(Records that describe figures)
((

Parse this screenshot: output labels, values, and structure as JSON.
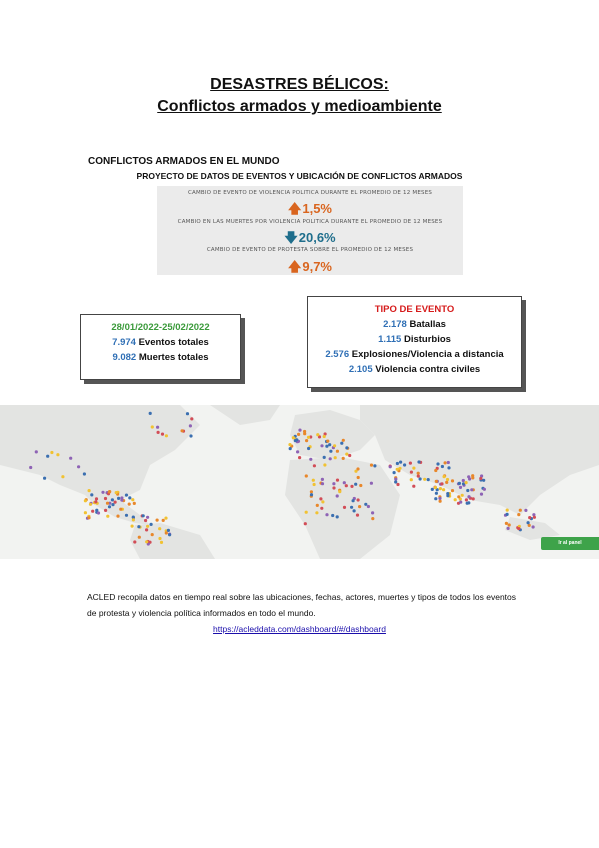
{
  "header": {
    "title": "DESASTRES BÉLICOS:",
    "subtitle": "Conflictos armados y medioambiente"
  },
  "section": {
    "heading": "CONFLICTOS ARMADOS EN EL MUNDO",
    "subheading": "PROYECTO DE DATOS DE EVENTOS Y UBICACIÓN DE CONFLICTOS ARMADOS"
  },
  "stats": [
    {
      "label": "CAMBIO DE EVENTO DE VIOLENCIA POLÍTICA DURANTE EL PROMEDIO DE 12 MESES",
      "value": "1,5%",
      "direction": "up",
      "color": "#d9651f"
    },
    {
      "label": "CAMBIO EN LAS MUERTES POR VIOLENCIA POLÍTICA DURANTE EL PROMEDIO DE 12 MESES",
      "value": "20,6%",
      "direction": "down",
      "color": "#1f6e8c"
    },
    {
      "label": "CAMBIO DE EVENTO DE PROTESTA SOBRE EL PROMEDIO DE 12 MESES",
      "value": "9,7%",
      "direction": "up",
      "color": "#d9651f"
    }
  ],
  "totals": {
    "date_range": "28/01/2022-25/02/2022",
    "events_value": "7.974",
    "events_label": "Eventos totales",
    "deaths_value": "9.082",
    "deaths_label": "Muertes totales"
  },
  "event_types": {
    "title": "TIPO DE EVENTO",
    "items": [
      {
        "value": "2.178",
        "label": "Batallas"
      },
      {
        "value": "1.115",
        "label": "Disturbios"
      },
      {
        "value": "2.576",
        "label": "Explosiones/Violencia a distancia"
      },
      {
        "value": "2.105",
        "label": "Violencia contra civiles"
      }
    ]
  },
  "map": {
    "button_label": "Ir al panel",
    "colors": {
      "land": "#e3e4e2",
      "water": "#f2f3f1",
      "blue": "#3b6fb0",
      "orange": "#e8872b",
      "yellow": "#f1c232",
      "red": "#d24d57",
      "purple": "#8e63b5"
    }
  },
  "footer": {
    "paragraph": "ACLED recopila datos en tiempo real sobre las ubicaciones, fechas, actores, muertes y tipos de todos los eventos de protesta y violencia política informados en todo el mundo.",
    "link": "https://acleddata.com/dashboard/#/dashboard"
  },
  "colors": {
    "accent_orange": "#d9651f",
    "accent_blue": "#1f6e8c",
    "number_blue": "#2f6fb5",
    "date_green": "#3a9a3a",
    "title_red": "#d61b1b"
  }
}
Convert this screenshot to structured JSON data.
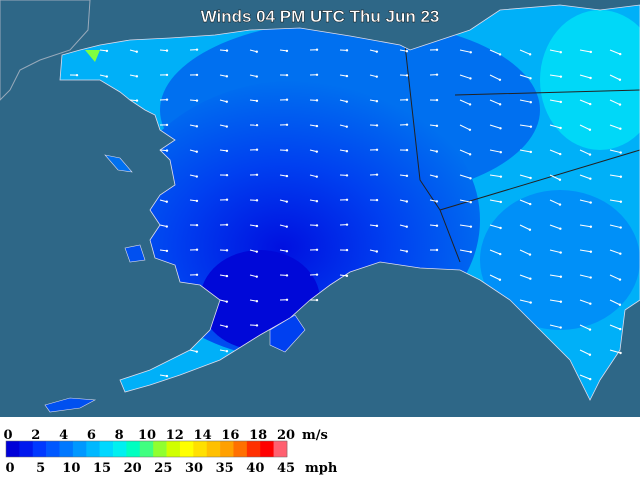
{
  "title": "Winds 04 PM UTC Thu Jun 23",
  "legend": {
    "ms_ticks": [
      0,
      2,
      4,
      6,
      8,
      10,
      12,
      14,
      16,
      18,
      20
    ],
    "ms_unit": "m/s",
    "mph_ticks": [
      0,
      5,
      10,
      15,
      20,
      25,
      30,
      35,
      40,
      45
    ],
    "mph_unit": "mph",
    "colors": [
      "#0000d8",
      "#0018ee",
      "#0038ff",
      "#0058ff",
      "#0078ff",
      "#0098ff",
      "#00b8ff",
      "#00d8ff",
      "#00f0f0",
      "#00ffc0",
      "#40ff80",
      "#90ff30",
      "#d0ff00",
      "#ffff00",
      "#ffe000",
      "#ffc000",
      "#ffa000",
      "#ff7000",
      "#ff3000",
      "#ff0000",
      "#ff6070"
    ]
  }
}
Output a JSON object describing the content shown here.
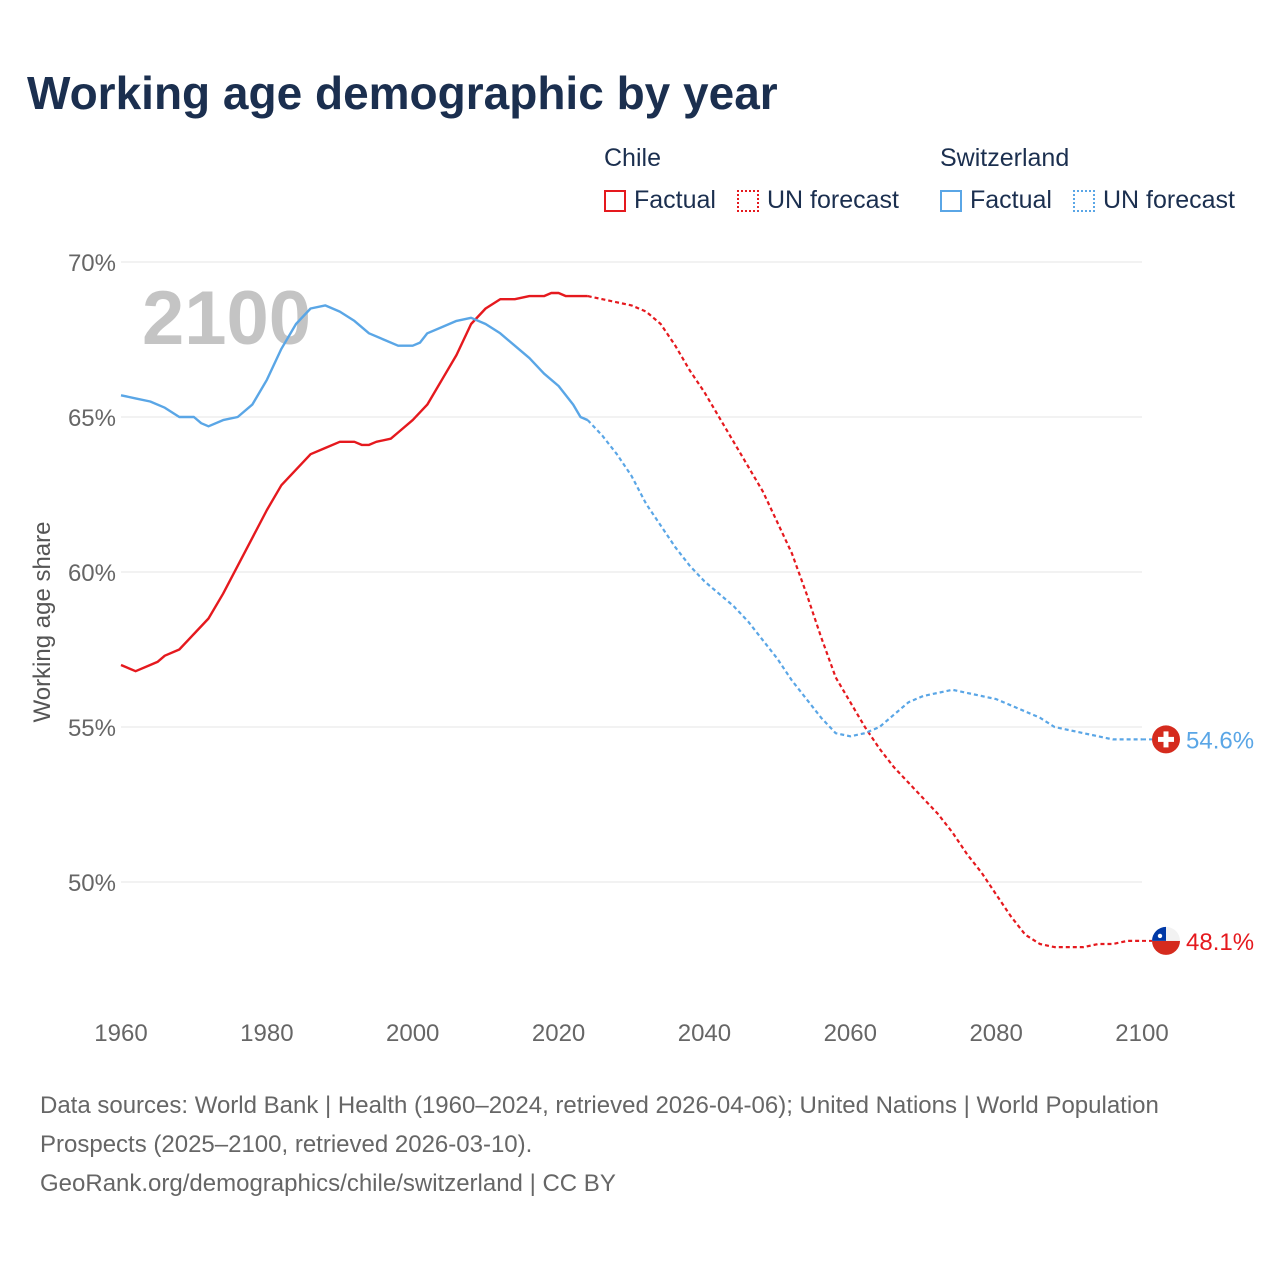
{
  "title": "Working age demographic by year",
  "legend": {
    "groups": [
      {
        "name": "Chile",
        "items": [
          "Factual",
          "UN forecast"
        ],
        "color": "#e5191e"
      },
      {
        "name": "Switzerland",
        "items": [
          "Factual",
          "UN forecast"
        ],
        "color": "#5aa6e6"
      }
    ]
  },
  "year_watermark": "2100",
  "footer": {
    "sources": "Data sources: World Bank | Health (1960–2024, retrieved 2026-04-06); United Nations | World Population Prospects (2025–2100, retrieved 2026-03-10).",
    "link": "GeoRank.org/demographics/chile/switzerland | CC BY"
  },
  "chart_data": {
    "type": "line",
    "title": "Working age demographic by year",
    "xlabel": "",
    "ylabel": "Working age share",
    "xlim": [
      1960,
      2100
    ],
    "ylim": [
      46,
      70
    ],
    "x_ticks": [
      1960,
      1980,
      2000,
      2020,
      2040,
      2060,
      2080,
      2100
    ],
    "y_ticks": [
      {
        "v": 70,
        "label": "70%"
      },
      {
        "v": 65,
        "label": "65%"
      },
      {
        "v": 60,
        "label": "60%"
      },
      {
        "v": 55,
        "label": "55%"
      },
      {
        "v": 50,
        "label": "50%"
      }
    ],
    "forecast_start": 2024,
    "series": [
      {
        "name": "Chile",
        "color": "#e5191e",
        "end_label": "48.1%",
        "flag_icon": "chile-flag-icon",
        "points": [
          [
            1960,
            57.0
          ],
          [
            1962,
            56.8
          ],
          [
            1964,
            57.0
          ],
          [
            1965,
            57.1
          ],
          [
            1966,
            57.3
          ],
          [
            1968,
            57.5
          ],
          [
            1970,
            58.0
          ],
          [
            1972,
            58.5
          ],
          [
            1974,
            59.3
          ],
          [
            1976,
            60.2
          ],
          [
            1978,
            61.1
          ],
          [
            1980,
            62.0
          ],
          [
            1982,
            62.8
          ],
          [
            1984,
            63.3
          ],
          [
            1986,
            63.8
          ],
          [
            1988,
            64.0
          ],
          [
            1990,
            64.2
          ],
          [
            1992,
            64.2
          ],
          [
            1993,
            64.1
          ],
          [
            1994,
            64.1
          ],
          [
            1995,
            64.2
          ],
          [
            1997,
            64.3
          ],
          [
            1998,
            64.5
          ],
          [
            2000,
            64.9
          ],
          [
            2002,
            65.4
          ],
          [
            2004,
            66.2
          ],
          [
            2006,
            67.0
          ],
          [
            2008,
            68.0
          ],
          [
            2010,
            68.5
          ],
          [
            2012,
            68.8
          ],
          [
            2014,
            68.8
          ],
          [
            2016,
            68.9
          ],
          [
            2018,
            68.9
          ],
          [
            2019,
            69.0
          ],
          [
            2020,
            69.0
          ],
          [
            2021,
            68.9
          ],
          [
            2022,
            68.9
          ],
          [
            2024,
            68.9
          ],
          [
            2026,
            68.8
          ],
          [
            2028,
            68.7
          ],
          [
            2030,
            68.6
          ],
          [
            2032,
            68.4
          ],
          [
            2034,
            68.0
          ],
          [
            2036,
            67.3
          ],
          [
            2038,
            66.5
          ],
          [
            2040,
            65.8
          ],
          [
            2042,
            65.0
          ],
          [
            2044,
            64.2
          ],
          [
            2046,
            63.4
          ],
          [
            2048,
            62.6
          ],
          [
            2050,
            61.6
          ],
          [
            2052,
            60.6
          ],
          [
            2054,
            59.3
          ],
          [
            2056,
            57.9
          ],
          [
            2058,
            56.6
          ],
          [
            2060,
            55.8
          ],
          [
            2062,
            55.0
          ],
          [
            2064,
            54.3
          ],
          [
            2066,
            53.7
          ],
          [
            2068,
            53.2
          ],
          [
            2070,
            52.7
          ],
          [
            2072,
            52.2
          ],
          [
            2074,
            51.6
          ],
          [
            2076,
            50.9
          ],
          [
            2078,
            50.3
          ],
          [
            2080,
            49.6
          ],
          [
            2082,
            48.9
          ],
          [
            2084,
            48.3
          ],
          [
            2086,
            48.0
          ],
          [
            2088,
            47.9
          ],
          [
            2090,
            47.9
          ],
          [
            2092,
            47.9
          ],
          [
            2094,
            48.0
          ],
          [
            2096,
            48.0
          ],
          [
            2098,
            48.1
          ],
          [
            2100,
            48.1
          ]
        ]
      },
      {
        "name": "Switzerland",
        "color": "#5aa6e6",
        "end_label": "54.6%",
        "flag_icon": "switzerland-flag-icon",
        "points": [
          [
            1960,
            65.7
          ],
          [
            1962,
            65.6
          ],
          [
            1964,
            65.5
          ],
          [
            1966,
            65.3
          ],
          [
            1968,
            65.0
          ],
          [
            1970,
            65.0
          ],
          [
            1971,
            64.8
          ],
          [
            1972,
            64.7
          ],
          [
            1974,
            64.9
          ],
          [
            1976,
            65.0
          ],
          [
            1978,
            65.4
          ],
          [
            1980,
            66.2
          ],
          [
            1982,
            67.2
          ],
          [
            1984,
            68.0
          ],
          [
            1986,
            68.5
          ],
          [
            1988,
            68.6
          ],
          [
            1990,
            68.4
          ],
          [
            1992,
            68.1
          ],
          [
            1994,
            67.7
          ],
          [
            1996,
            67.5
          ],
          [
            1998,
            67.3
          ],
          [
            2000,
            67.3
          ],
          [
            2001,
            67.4
          ],
          [
            2002,
            67.7
          ],
          [
            2004,
            67.9
          ],
          [
            2006,
            68.1
          ],
          [
            2008,
            68.2
          ],
          [
            2010,
            68.0
          ],
          [
            2012,
            67.7
          ],
          [
            2014,
            67.3
          ],
          [
            2016,
            66.9
          ],
          [
            2018,
            66.4
          ],
          [
            2020,
            66.0
          ],
          [
            2022,
            65.4
          ],
          [
            2023,
            65.0
          ],
          [
            2024,
            64.9
          ],
          [
            2026,
            64.4
          ],
          [
            2028,
            63.8
          ],
          [
            2030,
            63.1
          ],
          [
            2032,
            62.2
          ],
          [
            2034,
            61.5
          ],
          [
            2036,
            60.8
          ],
          [
            2038,
            60.2
          ],
          [
            2040,
            59.7
          ],
          [
            2042,
            59.3
          ],
          [
            2044,
            58.9
          ],
          [
            2046,
            58.4
          ],
          [
            2048,
            57.8
          ],
          [
            2050,
            57.2
          ],
          [
            2052,
            56.5
          ],
          [
            2054,
            55.9
          ],
          [
            2056,
            55.3
          ],
          [
            2058,
            54.8
          ],
          [
            2060,
            54.7
          ],
          [
            2062,
            54.8
          ],
          [
            2064,
            55.0
          ],
          [
            2066,
            55.4
          ],
          [
            2068,
            55.8
          ],
          [
            2070,
            56.0
          ],
          [
            2072,
            56.1
          ],
          [
            2074,
            56.2
          ],
          [
            2076,
            56.1
          ],
          [
            2078,
            56.0
          ],
          [
            2080,
            55.9
          ],
          [
            2082,
            55.7
          ],
          [
            2084,
            55.5
          ],
          [
            2086,
            55.3
          ],
          [
            2088,
            55.0
          ],
          [
            2090,
            54.9
          ],
          [
            2092,
            54.8
          ],
          [
            2094,
            54.7
          ],
          [
            2096,
            54.6
          ],
          [
            2098,
            54.6
          ],
          [
            2100,
            54.6
          ]
        ]
      }
    ]
  }
}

))

● What you are asked to do:
Locate the string "screenshot" in the listing above and copy every line where it occurs.

● The result:
Parse this screenshot: output labels, values, and structure as JSON.
Convert this screenshot to structured JSON data.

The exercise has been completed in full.